__Data extracted from a collection__.
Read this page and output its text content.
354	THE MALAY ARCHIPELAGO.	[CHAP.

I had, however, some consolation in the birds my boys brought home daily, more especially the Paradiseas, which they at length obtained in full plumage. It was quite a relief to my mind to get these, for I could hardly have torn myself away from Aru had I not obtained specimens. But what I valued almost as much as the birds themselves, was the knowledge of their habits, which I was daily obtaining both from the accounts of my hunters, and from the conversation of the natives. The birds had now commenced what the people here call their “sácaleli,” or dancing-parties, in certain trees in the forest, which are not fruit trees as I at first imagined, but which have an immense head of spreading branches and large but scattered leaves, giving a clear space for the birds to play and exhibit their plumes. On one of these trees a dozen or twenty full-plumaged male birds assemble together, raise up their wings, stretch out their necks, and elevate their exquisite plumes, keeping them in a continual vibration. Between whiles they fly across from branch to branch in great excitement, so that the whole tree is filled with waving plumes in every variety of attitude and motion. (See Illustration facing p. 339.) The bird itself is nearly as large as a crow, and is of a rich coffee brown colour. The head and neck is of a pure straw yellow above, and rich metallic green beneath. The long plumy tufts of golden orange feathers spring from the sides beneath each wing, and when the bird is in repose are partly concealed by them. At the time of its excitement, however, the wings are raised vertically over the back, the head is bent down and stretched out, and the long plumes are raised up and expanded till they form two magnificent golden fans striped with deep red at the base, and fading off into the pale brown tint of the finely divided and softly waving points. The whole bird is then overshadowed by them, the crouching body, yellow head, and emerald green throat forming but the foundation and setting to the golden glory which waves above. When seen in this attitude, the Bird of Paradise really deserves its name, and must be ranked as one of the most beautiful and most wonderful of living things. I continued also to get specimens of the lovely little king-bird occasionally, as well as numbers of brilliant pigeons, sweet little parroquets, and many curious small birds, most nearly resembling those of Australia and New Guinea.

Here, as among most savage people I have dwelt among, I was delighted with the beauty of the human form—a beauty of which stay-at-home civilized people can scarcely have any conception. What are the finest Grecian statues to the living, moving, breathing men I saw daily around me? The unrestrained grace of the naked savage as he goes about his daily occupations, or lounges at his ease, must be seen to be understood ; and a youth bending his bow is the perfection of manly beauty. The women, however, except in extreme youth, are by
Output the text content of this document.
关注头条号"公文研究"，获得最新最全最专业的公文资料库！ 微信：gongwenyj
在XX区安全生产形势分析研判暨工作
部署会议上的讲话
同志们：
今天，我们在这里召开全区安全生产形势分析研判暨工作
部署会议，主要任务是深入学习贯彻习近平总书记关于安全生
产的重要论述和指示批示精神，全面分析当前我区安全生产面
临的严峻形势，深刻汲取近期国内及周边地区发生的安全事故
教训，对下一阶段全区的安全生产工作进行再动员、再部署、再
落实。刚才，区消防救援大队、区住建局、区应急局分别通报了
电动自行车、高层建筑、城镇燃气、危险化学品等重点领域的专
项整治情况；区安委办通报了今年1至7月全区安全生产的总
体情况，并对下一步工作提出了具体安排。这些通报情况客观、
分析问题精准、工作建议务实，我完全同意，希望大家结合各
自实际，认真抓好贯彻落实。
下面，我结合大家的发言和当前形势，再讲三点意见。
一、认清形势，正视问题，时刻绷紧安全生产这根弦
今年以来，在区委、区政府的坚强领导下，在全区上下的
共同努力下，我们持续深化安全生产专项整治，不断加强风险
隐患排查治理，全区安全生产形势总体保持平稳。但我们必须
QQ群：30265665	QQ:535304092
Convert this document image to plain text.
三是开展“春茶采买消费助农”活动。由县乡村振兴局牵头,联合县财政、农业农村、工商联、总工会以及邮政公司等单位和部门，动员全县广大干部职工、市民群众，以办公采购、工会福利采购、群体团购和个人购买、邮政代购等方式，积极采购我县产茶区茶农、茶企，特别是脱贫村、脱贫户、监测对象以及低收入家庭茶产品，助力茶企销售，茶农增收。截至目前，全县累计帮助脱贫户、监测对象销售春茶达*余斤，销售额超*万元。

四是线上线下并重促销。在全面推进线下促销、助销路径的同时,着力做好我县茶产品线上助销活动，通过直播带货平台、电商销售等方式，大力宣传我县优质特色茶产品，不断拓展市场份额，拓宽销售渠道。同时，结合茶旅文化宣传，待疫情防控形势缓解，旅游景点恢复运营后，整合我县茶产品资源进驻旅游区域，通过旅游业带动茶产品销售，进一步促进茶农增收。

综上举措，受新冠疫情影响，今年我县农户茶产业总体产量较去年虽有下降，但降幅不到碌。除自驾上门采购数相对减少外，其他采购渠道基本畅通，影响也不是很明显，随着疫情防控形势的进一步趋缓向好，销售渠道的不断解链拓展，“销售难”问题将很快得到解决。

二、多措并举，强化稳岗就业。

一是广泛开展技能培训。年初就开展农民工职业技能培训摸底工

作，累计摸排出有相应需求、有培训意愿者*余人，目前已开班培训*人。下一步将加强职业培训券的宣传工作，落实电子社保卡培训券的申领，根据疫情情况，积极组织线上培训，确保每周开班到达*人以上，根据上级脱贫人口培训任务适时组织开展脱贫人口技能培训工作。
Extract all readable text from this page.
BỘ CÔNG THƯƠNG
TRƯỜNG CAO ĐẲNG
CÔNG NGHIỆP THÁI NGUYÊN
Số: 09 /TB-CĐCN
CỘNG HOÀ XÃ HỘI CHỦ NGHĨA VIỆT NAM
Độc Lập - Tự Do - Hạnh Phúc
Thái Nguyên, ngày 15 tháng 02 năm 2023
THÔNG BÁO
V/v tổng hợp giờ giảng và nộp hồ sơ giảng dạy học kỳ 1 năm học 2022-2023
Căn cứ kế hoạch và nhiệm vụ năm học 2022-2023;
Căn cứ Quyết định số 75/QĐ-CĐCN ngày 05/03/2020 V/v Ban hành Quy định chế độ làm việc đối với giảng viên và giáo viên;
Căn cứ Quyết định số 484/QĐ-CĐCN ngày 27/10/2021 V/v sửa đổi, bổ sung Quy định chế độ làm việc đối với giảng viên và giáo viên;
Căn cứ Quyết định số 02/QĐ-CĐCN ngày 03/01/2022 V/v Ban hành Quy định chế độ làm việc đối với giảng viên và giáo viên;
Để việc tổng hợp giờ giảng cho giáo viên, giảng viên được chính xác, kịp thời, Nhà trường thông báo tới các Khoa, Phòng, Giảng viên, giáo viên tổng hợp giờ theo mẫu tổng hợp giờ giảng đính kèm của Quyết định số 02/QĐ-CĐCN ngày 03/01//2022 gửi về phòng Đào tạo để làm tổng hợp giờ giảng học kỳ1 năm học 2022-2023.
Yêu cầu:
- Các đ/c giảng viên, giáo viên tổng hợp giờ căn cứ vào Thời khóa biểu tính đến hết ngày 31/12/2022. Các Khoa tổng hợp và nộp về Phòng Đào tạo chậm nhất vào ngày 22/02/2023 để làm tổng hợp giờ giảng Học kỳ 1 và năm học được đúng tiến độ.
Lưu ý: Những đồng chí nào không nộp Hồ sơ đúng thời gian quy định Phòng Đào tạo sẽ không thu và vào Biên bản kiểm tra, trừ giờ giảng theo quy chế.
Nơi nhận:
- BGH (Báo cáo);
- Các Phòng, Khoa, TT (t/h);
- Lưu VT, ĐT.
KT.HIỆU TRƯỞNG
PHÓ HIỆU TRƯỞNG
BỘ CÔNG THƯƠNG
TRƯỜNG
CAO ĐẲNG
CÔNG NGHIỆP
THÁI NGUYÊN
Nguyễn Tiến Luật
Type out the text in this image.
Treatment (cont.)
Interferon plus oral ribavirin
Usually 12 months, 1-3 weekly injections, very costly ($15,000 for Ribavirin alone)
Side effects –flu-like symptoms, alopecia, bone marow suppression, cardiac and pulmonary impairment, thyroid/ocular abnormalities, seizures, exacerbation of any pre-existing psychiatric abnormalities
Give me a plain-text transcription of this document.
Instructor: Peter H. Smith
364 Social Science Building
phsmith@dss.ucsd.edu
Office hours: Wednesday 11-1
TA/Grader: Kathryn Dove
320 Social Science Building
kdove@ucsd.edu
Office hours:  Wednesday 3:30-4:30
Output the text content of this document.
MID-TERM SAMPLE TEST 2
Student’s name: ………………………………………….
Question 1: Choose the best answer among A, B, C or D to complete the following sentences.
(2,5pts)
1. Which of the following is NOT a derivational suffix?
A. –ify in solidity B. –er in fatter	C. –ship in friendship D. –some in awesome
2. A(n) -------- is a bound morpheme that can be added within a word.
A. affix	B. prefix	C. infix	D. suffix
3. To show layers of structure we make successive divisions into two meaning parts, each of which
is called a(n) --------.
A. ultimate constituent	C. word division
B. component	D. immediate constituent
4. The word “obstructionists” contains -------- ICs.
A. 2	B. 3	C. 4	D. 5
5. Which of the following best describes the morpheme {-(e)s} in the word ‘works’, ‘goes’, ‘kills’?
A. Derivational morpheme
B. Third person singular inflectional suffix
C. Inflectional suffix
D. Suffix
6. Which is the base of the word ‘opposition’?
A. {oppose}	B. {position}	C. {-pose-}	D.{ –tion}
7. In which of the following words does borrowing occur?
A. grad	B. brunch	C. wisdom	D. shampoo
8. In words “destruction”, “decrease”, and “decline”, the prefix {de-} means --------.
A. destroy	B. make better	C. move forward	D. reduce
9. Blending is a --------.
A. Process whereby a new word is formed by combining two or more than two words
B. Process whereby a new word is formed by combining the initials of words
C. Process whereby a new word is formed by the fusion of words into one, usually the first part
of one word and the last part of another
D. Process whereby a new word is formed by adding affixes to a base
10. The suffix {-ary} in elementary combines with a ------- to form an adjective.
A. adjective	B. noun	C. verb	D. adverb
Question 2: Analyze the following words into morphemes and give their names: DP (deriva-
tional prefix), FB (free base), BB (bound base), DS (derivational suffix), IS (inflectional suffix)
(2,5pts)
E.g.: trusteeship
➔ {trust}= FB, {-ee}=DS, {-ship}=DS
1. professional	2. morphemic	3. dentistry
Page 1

__Exercise__. Identify each line in the entries with the word "constituent" and copy it.

__Solution to this exercise__.
A. ultimate constituent	C. word division
B. component	D. immediate constituent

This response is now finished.